THE PROBLEM
Report, word for word, every line of the material that contains "Medecine".

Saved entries

════════════════════

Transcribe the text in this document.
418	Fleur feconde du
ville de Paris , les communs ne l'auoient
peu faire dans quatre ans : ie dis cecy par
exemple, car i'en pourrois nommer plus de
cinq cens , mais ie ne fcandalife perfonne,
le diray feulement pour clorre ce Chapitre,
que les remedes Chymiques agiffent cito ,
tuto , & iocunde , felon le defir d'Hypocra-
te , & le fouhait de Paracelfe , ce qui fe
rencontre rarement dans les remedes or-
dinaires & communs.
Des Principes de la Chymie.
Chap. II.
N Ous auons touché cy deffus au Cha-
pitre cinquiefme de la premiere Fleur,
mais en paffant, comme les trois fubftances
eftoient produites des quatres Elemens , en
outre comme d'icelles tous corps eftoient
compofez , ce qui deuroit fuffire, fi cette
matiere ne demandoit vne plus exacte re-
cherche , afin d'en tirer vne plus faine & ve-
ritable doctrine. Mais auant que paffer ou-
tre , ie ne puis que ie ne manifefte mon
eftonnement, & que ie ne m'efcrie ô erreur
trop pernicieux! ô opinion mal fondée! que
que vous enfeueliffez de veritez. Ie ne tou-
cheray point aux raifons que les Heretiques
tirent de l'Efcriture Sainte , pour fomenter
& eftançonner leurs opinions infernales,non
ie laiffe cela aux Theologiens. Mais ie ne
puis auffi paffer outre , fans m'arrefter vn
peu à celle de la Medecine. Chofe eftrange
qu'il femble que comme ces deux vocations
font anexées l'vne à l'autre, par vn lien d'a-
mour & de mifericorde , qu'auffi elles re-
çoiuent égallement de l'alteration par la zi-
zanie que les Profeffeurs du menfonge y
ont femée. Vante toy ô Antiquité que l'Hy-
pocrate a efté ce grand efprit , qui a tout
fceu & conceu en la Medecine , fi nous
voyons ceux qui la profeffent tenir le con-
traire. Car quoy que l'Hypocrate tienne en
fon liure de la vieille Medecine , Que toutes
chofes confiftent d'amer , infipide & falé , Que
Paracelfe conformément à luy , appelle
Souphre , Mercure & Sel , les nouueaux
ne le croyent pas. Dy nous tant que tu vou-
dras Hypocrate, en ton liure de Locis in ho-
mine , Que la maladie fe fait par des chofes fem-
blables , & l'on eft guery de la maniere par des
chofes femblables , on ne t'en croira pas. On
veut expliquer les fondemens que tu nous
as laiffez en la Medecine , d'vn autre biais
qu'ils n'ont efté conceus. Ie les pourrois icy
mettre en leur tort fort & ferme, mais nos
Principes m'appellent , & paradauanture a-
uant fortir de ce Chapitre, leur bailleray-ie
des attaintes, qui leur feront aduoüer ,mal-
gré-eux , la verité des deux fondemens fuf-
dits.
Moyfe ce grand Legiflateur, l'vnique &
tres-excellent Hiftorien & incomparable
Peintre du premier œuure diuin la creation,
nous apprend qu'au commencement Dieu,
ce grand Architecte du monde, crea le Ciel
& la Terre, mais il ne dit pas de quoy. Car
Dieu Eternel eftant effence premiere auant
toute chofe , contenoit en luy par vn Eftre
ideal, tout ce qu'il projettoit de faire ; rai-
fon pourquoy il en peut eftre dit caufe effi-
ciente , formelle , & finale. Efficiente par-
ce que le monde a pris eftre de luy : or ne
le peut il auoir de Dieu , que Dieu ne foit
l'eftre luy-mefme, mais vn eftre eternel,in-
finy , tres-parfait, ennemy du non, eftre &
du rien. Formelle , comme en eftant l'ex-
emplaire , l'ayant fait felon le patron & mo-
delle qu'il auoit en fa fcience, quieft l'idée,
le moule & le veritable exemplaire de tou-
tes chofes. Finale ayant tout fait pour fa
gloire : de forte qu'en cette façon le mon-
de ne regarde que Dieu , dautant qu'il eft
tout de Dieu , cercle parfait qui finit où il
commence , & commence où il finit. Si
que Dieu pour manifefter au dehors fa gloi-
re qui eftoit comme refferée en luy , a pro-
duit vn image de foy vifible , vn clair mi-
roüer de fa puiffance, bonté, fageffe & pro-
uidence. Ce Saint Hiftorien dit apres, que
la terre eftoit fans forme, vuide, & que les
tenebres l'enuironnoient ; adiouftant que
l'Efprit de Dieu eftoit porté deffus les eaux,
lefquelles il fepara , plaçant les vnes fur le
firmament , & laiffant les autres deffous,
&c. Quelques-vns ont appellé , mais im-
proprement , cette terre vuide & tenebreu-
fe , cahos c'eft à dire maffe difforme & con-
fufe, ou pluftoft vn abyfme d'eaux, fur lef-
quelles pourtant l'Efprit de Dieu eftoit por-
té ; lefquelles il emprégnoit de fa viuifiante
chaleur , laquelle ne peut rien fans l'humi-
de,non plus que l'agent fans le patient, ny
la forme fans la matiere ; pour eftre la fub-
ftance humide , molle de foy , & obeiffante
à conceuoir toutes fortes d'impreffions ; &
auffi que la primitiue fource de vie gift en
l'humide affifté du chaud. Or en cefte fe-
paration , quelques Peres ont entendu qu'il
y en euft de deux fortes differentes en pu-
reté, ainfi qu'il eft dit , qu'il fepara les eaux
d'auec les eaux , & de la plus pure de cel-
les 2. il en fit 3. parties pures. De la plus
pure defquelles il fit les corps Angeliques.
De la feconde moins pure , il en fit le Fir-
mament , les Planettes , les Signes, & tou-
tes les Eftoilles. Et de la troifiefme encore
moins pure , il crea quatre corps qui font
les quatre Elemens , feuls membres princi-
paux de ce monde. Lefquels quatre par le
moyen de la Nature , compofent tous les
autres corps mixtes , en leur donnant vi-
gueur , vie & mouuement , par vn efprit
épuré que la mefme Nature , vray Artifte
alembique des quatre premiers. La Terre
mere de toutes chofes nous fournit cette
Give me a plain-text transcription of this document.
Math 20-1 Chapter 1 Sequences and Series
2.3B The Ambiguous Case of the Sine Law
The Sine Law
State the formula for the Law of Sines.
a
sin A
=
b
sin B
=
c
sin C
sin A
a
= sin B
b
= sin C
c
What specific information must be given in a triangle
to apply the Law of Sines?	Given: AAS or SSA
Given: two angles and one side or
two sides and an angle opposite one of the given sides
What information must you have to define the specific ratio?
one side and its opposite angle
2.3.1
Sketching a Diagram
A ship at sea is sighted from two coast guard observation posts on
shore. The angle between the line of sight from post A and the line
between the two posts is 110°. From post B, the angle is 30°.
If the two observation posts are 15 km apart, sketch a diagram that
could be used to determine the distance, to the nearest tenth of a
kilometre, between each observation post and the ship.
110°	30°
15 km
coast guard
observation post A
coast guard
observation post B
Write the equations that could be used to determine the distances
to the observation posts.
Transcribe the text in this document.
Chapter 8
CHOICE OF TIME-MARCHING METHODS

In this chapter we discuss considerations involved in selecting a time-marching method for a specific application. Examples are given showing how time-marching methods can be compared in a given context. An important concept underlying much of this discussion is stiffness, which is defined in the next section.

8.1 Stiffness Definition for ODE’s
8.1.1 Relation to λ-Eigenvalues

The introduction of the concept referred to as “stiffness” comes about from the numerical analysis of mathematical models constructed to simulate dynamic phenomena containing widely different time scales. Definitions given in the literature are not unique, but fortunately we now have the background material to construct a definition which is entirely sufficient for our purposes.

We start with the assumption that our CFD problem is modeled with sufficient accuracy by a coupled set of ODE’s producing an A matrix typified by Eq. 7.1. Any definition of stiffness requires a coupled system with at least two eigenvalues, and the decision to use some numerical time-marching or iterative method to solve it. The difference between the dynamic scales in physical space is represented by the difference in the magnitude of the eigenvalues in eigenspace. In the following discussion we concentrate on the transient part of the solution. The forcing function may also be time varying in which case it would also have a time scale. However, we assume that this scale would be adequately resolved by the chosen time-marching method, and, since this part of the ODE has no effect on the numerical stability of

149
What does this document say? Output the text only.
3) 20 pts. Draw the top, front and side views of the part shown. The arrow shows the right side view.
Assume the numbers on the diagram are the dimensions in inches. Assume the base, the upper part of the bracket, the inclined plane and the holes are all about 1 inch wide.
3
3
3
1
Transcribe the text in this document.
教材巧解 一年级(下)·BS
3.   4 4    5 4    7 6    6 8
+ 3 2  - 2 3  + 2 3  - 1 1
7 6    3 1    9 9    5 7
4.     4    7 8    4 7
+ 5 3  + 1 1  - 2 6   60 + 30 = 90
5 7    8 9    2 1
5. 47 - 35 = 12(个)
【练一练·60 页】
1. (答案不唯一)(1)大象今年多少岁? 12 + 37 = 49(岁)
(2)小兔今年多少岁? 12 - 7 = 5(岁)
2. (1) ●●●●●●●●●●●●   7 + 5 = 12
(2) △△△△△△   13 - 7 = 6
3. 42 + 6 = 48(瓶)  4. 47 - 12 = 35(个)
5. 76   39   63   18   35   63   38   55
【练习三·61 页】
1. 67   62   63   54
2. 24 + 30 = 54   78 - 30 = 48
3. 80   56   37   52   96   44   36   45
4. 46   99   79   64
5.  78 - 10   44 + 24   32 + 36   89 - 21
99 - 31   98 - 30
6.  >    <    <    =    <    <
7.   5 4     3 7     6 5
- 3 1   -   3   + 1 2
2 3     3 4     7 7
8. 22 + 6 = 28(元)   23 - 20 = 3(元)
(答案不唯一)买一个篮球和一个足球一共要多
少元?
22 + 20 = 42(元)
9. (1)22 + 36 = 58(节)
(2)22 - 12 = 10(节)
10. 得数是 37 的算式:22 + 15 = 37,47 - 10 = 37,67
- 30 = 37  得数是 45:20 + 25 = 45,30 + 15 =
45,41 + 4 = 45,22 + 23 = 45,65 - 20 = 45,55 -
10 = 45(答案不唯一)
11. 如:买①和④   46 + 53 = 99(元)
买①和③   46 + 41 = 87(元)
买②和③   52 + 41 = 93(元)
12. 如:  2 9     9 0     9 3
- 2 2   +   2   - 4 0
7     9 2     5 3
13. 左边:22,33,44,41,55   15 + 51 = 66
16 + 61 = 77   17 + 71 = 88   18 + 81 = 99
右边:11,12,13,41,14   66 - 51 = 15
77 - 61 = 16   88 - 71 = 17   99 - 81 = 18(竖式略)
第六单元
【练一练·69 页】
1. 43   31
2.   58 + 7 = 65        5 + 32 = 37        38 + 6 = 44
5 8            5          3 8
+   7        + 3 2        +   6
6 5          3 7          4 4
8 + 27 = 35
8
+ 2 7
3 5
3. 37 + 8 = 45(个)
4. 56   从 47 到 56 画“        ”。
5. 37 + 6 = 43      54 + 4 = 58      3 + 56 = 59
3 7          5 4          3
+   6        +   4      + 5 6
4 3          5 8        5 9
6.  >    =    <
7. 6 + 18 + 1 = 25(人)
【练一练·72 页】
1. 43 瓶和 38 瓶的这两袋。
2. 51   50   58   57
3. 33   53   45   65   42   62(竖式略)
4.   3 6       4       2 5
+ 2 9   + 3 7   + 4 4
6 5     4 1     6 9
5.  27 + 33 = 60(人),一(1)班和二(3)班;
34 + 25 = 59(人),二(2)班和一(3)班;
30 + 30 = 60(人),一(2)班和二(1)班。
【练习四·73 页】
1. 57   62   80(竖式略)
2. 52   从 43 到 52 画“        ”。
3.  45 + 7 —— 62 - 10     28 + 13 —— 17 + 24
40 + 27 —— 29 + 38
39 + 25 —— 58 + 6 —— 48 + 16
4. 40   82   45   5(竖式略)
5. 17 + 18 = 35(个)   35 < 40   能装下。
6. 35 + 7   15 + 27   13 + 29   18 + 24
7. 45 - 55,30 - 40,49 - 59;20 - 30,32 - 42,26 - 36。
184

════════════════════

RESULT OF THE TASK
peu à celle de la Medecine. Chofe eftrange
fceu & conceu en la Medecine , fi nous
fon liure de la vieille Medecine , Que toutes
as laiffez en la Medecine , d'vn autre biais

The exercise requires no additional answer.